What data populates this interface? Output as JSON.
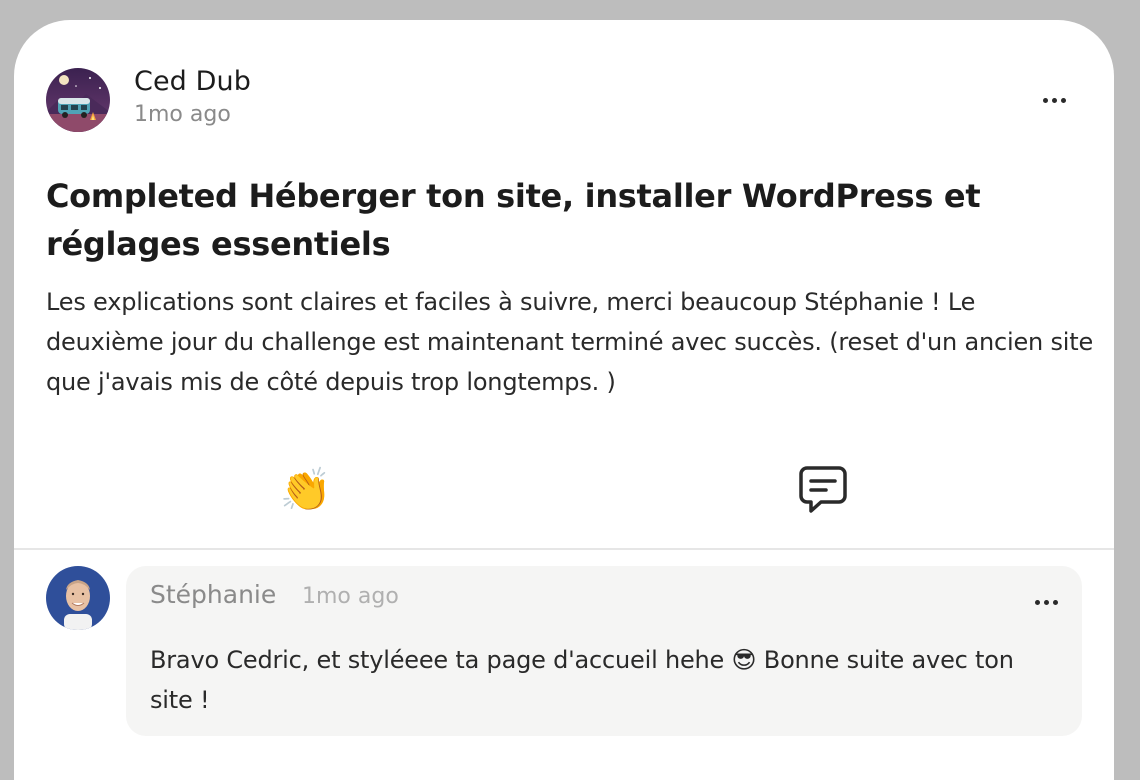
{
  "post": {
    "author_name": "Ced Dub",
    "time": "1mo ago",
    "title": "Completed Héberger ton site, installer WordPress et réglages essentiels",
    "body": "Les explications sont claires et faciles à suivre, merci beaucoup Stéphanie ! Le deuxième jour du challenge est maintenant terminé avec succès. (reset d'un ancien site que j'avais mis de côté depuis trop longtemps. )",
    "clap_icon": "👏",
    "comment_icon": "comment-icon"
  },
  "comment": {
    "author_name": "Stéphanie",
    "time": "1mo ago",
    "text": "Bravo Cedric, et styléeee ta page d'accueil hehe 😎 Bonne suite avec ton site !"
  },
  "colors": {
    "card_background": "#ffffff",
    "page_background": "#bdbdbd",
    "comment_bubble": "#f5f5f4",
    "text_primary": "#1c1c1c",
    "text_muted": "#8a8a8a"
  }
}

····················

Do this:
Among the lines of the data, identify those with the word "avec". Copy each of them.

Response to this task:
    "body": "Les explications sont claires et faciles à suivre, merci beaucoup Stéphanie ! Le deuxième jour du challenge est maintenant terminé avec succès. (reset d'un ancien site que j'avais mis de côté depuis trop longtemps. )",
    "text": "Bravo Cedric, et styléeee ta page d'accueil hehe 😎 Bonne suite avec ton site !"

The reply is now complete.